Write the material out again in full, exactly.

▼

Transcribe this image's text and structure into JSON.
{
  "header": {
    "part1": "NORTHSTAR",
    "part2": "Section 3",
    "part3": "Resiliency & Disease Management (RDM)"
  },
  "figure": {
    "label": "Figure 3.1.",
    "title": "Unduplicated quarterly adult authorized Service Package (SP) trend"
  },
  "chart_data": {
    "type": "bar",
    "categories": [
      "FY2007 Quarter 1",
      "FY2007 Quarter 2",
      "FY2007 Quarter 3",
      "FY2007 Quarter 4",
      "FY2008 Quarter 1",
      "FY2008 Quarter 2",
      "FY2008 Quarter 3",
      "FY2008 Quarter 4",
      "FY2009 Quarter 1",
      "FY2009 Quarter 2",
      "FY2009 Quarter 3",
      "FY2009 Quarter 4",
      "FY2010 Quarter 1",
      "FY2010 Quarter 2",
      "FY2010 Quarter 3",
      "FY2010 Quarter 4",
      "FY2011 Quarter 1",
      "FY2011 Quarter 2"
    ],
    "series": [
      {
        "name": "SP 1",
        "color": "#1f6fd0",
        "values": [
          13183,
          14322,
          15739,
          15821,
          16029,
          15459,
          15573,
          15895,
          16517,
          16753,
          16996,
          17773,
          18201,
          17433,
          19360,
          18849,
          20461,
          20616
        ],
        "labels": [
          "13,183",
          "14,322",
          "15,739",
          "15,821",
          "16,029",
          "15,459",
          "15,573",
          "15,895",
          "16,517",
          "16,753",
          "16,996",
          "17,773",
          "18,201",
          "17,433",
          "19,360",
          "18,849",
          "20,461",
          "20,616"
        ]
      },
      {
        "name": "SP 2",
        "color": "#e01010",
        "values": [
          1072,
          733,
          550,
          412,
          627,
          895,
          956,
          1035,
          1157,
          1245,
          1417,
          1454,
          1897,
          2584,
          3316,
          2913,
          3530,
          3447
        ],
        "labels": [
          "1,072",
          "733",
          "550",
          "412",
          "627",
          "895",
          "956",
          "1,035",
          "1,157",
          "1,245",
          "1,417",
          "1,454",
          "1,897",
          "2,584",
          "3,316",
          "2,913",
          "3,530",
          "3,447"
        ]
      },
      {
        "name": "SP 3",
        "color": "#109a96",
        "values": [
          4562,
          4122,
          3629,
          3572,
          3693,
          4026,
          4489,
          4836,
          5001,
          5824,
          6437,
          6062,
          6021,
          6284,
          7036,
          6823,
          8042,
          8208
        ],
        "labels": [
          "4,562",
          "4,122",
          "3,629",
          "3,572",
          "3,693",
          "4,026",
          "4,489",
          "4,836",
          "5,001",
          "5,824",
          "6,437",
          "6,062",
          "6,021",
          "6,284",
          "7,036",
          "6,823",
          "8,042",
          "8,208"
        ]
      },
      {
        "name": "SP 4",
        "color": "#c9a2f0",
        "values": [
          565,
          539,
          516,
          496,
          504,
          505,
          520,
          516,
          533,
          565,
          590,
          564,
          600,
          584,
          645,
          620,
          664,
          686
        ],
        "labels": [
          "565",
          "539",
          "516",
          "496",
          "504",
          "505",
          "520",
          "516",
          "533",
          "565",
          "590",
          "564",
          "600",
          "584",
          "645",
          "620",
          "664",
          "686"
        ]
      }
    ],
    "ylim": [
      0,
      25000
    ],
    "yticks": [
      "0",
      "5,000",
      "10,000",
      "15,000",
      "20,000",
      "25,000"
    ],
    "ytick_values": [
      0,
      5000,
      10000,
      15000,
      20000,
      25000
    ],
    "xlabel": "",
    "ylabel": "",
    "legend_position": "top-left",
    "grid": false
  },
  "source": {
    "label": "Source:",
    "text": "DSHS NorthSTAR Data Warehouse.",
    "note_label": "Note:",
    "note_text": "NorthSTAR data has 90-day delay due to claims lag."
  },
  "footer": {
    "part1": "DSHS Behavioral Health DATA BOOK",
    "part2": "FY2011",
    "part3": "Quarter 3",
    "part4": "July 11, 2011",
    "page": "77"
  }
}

▲

Answer to the problem:
Transcribe this image's text and structure into JSON.
{
  "header": {
    "part1": "NORTHSTAR",
    "part2": "Section 3",
    "part3": "Resiliency & Disease Management (RDM)"
  },
  "figure": {
    "label": "Figure 3.1.",
    "title": "Unduplicated quarterly adult authorized Service Package (SP) trend"
  },
  "chart_data": {
    "type": "bar",
    "categories": [
      "FY2007 Quarter 1",
      "FY2007 Quarter 2",
      "FY2007 Quarter 3",
      "FY2007 Quarter 4",
      "FY2008 Quarter 1",
      "FY2008 Quarter 2",
      "FY2008 Quarter 3",
      "FY2008 Quarter 4",
      "FY2009 Quarter 1",
      "FY2009 Quarter 2",
      "FY2009 Quarter 3",
      "FY2009 Quarter 4",
      "FY2010 Quarter 1",
      "FY2010 Quarter 2",
      "FY2010 Quarter 3",
      "FY2010 Quarter 4",
      "FY2011 Quarter 1",
      "FY2011 Quarter 2"
    ],
    "series": [
      {
        "name": "SP 1",
        "color": "#1f6fd0",
        "values": [
          13183,
          14322,
          15739,
          15821,
          16029,
          15459,
          15573,
          15895,
          16517,
          16753,
          16996,
          17773,
          18201,
          17433,
          19360,
          18849,
          20461,
          20616
        ],
        "labels": [
          "13,183",
          "14,322",
          "15,739",
          "15,821",
          "16,029",
          "15,459",
          "15,573",
          "15,895",
          "16,517",
          "16,753",
          "16,996",
          "17,773",
          "18,201",
          "17,433",
          "19,360",
          "18,849",
          "20,461",
          "20,616"
        ]
      },
      {
        "name": "SP 2",
        "color": "#e01010",
        "values": [
          1072,
          733,
          550,
          412,
          627,
          895,
          956,
          1035,
          1157,
          1245,
          1417,
          1454,
          1897,
          2584,
          3316,
          2913,
          3530,
          3447
        ],
        "labels": [
          "1,072",
          "733",
          "550",
          "412",
          "627",
          "895",
          "956",
          "1,035",
          "1,157",
          "1,245",
          "1,417",
          "1,454",
          "1,897",
          "2,584",
          "3,316",
          "2,913",
          "3,530",
          "3,447"
        ]
      },
      {
        "name": "SP 3",
        "color": "#109a96",
        "values": [
          4562,
          4122,
          3629,
          3572,
          3693,
          4026,
          4489,
          4836,
          5001,
          5824,
          6437,
          6062,
          6021,
          6284,
          7036,
          6823,
          8042,
          8208
        ],
        "labels": [
          "4,562",
          "4,122",
          "3,629",
          "3,572",
          "3,693",
          "4,026",
          "4,489",
          "4,836",
          "5,001",
          "5,824",
          "6,437",
          "6,062",
          "6,021",
          "6,284",
          "7,036",
          "6,823",
          "8,042",
          "8,208"
        ]
      },
      {
        "name": "SP 4",
        "color": "#c9a2f0",
        "values": [
          565,
          539,
          516,
          496,
          504,
          505,
          520,
          516,
          533,
          565,
          590,
          564,
          600,
          584,
          645,
          620,
          664,
          686
        ],
        "labels": [
          "565",
          "539",
          "516",
          "496",
          "504",
          "505",
          "520",
          "516",
          "533",
          "565",
          "590",
          "564",
          "600",
          "584",
          "645",
          "620",
          "664",
          "686"
        ]
      }
    ],
    "ylim": [
      0,
      25000
    ],
    "yticks": [
      "0",
      "5,000",
      "10,000",
      "15,000",
      "20,000",
      "25,000"
    ],
    "ytick_values": [
      0,
      5000,
      10000,
      15000,
      20000,
      25000
    ],
    "xlabel": "",
    "ylabel": "",
    "legend_position": "top-left",
    "grid": false
  },
  "source": {
    "label": "Source:",
    "text": "DSHS NorthSTAR Data Warehouse.",
    "note_label": "Note:",
    "note_text": "NorthSTAR data has 90-day delay due to claims lag."
  },
  "footer": {
    "part1": "DSHS Behavioral Health DATA BOOK",
    "part2": "FY2011",
    "part3": "Quarter 3",
    "part4": "July 11, 2011",
    "page": "77"
  }
}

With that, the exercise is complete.